Report the number of lines in the entries below that include the word "ffffff", and nothing else.

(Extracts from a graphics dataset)
·····
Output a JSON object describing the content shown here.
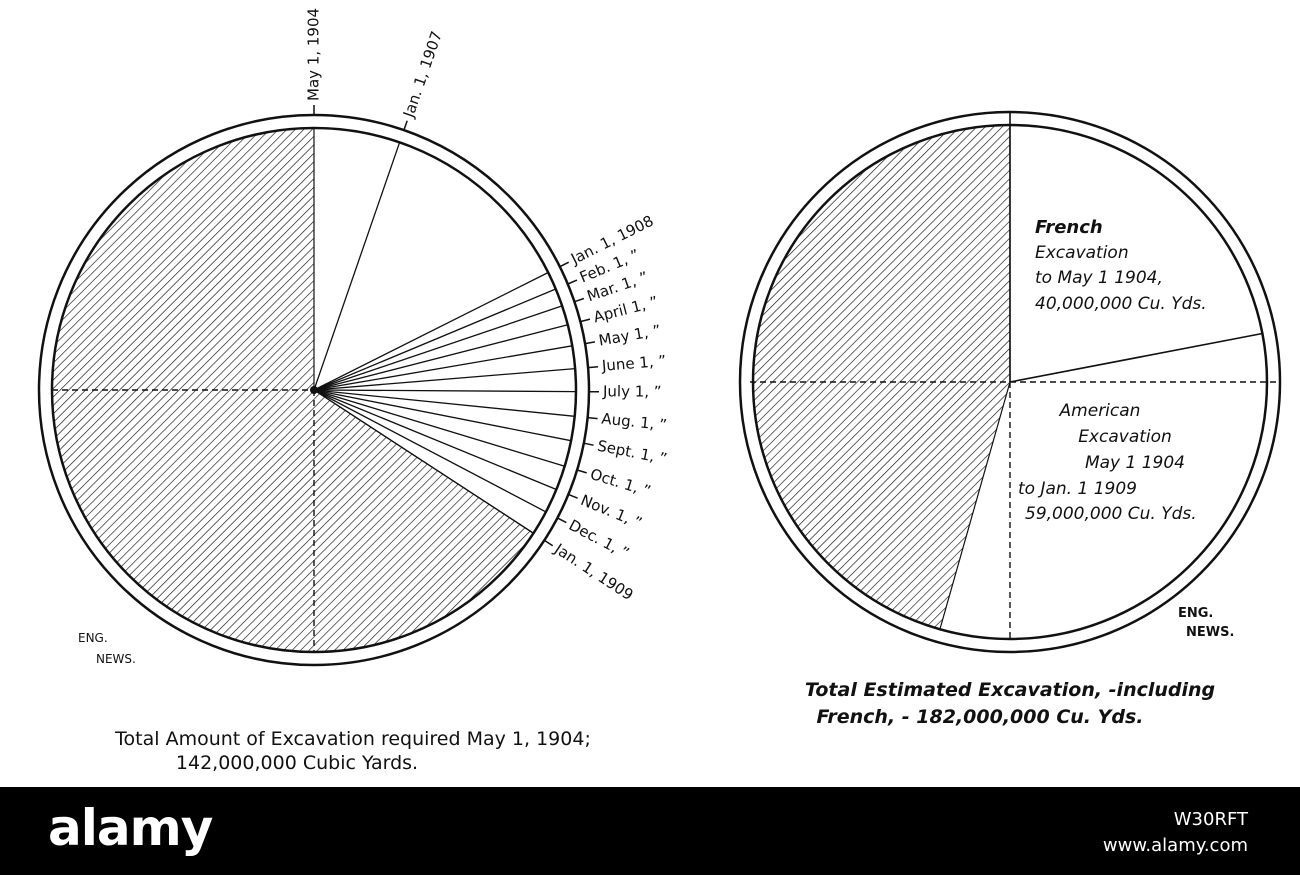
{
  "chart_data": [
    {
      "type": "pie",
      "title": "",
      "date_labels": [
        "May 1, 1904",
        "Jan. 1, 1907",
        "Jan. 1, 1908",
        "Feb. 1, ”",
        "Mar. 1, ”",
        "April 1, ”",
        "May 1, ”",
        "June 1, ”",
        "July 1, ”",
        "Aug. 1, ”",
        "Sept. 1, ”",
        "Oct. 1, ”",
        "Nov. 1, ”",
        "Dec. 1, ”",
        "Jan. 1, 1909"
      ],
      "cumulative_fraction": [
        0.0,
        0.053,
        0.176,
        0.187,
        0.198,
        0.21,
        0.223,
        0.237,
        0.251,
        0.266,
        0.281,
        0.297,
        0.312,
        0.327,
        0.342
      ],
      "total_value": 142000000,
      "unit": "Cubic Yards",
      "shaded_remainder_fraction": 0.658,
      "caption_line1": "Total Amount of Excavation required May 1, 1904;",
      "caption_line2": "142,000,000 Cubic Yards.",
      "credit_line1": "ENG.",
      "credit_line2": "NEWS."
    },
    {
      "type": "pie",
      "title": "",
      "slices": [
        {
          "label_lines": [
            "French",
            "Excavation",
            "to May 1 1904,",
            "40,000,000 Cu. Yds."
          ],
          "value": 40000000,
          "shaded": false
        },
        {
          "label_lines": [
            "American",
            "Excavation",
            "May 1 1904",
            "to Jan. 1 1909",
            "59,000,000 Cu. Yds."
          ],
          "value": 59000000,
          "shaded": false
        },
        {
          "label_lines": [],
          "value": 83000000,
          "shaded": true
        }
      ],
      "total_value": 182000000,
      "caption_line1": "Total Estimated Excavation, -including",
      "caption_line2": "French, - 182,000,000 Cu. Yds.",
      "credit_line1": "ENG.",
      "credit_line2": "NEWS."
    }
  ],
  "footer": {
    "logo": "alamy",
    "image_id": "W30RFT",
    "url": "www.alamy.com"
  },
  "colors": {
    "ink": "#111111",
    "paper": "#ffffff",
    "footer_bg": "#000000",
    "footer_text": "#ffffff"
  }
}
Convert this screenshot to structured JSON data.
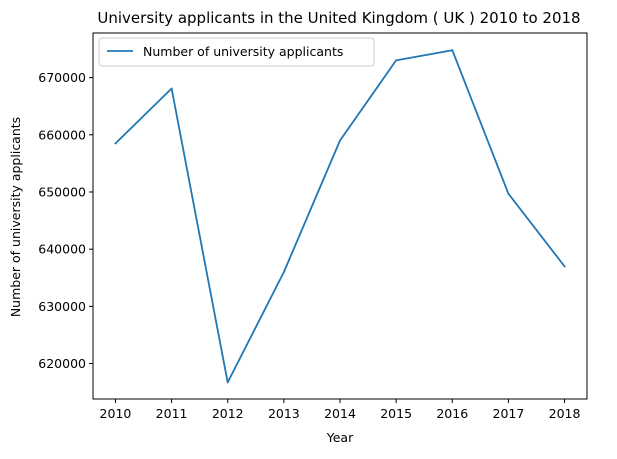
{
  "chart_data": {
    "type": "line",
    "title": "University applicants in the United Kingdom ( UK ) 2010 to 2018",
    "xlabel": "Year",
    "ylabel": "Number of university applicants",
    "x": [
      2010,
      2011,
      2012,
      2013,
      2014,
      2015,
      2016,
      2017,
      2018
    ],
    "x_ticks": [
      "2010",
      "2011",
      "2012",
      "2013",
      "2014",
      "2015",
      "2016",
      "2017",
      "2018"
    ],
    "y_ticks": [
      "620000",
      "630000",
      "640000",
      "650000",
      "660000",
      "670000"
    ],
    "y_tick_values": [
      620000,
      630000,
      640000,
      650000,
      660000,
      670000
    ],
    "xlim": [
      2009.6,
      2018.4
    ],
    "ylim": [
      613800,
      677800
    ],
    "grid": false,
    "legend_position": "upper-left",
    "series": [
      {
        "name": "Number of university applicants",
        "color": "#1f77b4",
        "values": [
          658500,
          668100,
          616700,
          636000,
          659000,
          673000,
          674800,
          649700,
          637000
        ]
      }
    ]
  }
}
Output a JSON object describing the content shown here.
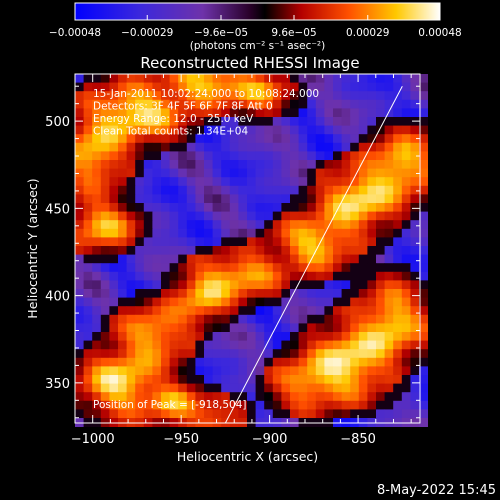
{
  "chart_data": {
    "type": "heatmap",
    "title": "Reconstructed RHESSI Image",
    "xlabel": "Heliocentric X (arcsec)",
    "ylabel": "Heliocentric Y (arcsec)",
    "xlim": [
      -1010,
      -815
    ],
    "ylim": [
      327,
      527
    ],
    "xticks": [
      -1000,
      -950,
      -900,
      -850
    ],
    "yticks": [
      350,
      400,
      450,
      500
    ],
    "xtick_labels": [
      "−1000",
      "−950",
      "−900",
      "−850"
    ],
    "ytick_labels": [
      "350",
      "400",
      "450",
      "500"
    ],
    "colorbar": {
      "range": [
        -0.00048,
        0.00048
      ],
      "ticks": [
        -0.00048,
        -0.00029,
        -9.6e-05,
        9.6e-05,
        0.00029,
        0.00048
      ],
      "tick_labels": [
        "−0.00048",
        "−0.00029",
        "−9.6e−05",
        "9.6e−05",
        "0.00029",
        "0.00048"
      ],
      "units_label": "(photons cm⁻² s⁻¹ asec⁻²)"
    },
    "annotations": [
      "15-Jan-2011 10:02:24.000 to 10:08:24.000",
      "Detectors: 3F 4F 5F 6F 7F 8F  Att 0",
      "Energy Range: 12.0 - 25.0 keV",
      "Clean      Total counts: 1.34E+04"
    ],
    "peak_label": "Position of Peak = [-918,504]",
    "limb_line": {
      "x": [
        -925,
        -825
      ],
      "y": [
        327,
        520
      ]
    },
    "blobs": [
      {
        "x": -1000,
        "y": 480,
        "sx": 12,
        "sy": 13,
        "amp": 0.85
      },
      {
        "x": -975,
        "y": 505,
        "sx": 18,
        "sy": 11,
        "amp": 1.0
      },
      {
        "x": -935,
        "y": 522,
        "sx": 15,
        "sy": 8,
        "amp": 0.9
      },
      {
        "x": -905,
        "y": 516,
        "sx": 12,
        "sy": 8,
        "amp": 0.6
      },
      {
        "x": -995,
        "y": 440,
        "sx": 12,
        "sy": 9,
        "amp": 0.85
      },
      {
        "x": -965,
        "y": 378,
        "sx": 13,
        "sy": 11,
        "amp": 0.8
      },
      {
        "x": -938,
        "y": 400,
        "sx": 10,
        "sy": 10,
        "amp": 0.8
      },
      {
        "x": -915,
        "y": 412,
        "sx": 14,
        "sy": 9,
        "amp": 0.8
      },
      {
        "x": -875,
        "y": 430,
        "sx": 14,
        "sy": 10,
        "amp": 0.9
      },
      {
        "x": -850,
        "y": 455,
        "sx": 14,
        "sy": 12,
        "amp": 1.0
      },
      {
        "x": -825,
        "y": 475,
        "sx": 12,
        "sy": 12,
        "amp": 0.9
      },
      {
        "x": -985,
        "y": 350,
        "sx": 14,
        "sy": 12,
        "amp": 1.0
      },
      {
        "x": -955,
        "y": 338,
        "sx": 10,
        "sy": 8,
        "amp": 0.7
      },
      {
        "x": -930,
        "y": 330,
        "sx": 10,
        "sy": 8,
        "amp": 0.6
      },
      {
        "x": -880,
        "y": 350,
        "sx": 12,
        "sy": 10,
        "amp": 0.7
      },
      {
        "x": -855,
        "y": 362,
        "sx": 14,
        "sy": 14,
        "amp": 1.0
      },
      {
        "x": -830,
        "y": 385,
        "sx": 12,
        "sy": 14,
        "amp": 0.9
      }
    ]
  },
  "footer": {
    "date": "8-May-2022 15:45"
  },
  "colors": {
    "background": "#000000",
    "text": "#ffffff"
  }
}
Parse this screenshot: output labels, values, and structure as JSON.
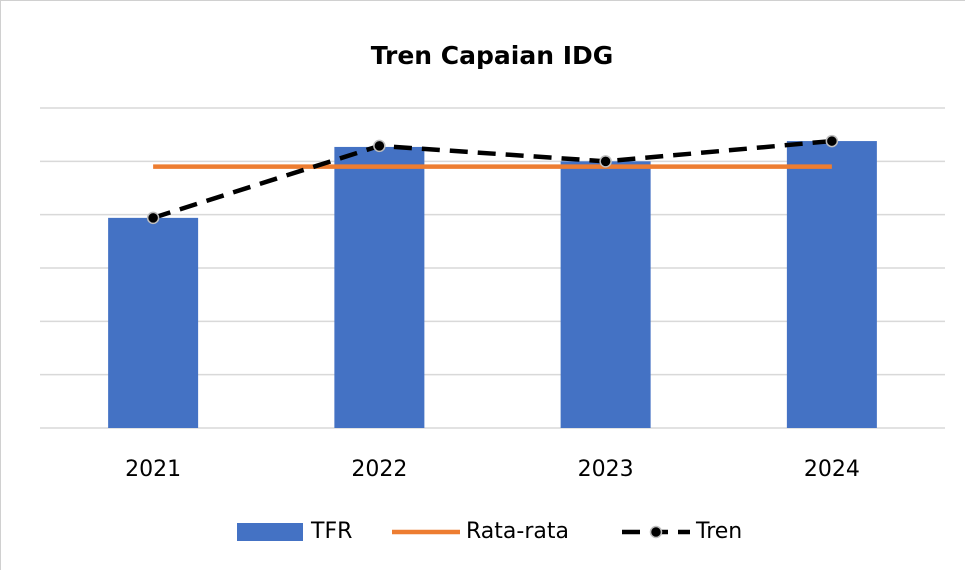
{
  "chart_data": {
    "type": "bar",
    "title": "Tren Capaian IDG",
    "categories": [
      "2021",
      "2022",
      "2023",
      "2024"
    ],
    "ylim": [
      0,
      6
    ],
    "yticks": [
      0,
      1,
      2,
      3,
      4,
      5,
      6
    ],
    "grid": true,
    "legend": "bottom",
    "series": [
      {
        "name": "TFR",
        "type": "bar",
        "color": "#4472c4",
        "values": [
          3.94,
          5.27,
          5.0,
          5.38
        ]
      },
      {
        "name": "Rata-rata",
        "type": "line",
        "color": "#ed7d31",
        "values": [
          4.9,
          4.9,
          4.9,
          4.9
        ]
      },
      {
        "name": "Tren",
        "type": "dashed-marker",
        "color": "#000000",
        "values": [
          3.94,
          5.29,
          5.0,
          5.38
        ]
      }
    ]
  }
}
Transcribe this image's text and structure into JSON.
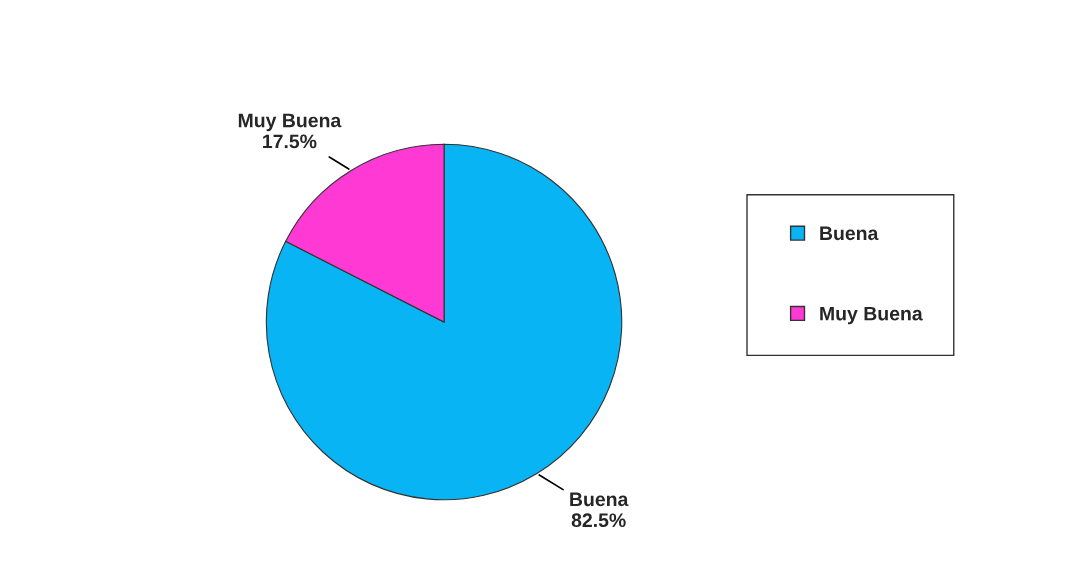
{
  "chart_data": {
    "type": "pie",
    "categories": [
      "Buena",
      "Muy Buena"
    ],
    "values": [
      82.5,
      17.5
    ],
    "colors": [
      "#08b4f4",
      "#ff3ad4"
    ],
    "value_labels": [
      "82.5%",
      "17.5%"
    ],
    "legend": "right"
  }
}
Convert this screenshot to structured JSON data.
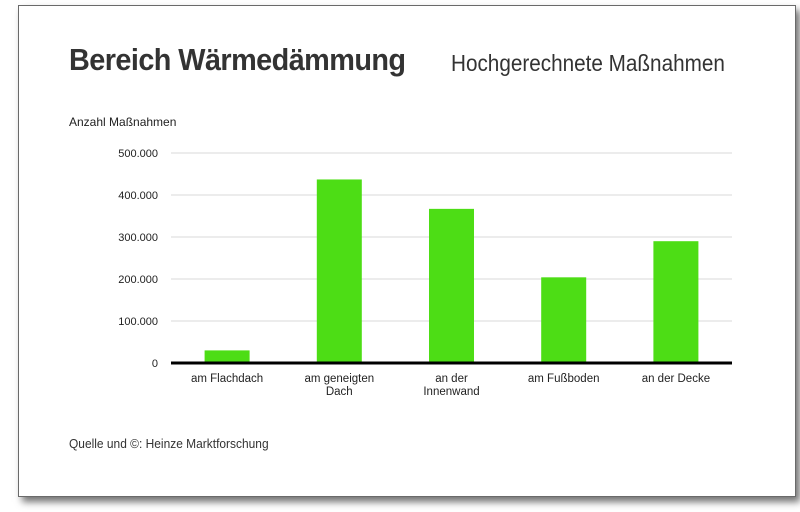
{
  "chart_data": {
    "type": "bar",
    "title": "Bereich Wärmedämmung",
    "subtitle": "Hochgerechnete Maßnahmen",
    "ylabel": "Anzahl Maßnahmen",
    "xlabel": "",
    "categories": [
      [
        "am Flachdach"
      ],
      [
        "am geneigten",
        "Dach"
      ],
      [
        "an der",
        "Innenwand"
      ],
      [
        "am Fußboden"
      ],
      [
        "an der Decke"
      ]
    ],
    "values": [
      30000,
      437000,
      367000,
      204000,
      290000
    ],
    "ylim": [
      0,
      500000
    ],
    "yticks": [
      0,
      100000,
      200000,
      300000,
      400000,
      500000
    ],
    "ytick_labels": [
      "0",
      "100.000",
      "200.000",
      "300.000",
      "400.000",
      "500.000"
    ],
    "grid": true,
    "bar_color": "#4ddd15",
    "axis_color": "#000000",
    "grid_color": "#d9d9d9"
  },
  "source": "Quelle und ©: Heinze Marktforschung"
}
·····
▶ _FINISHED ANSWER_
3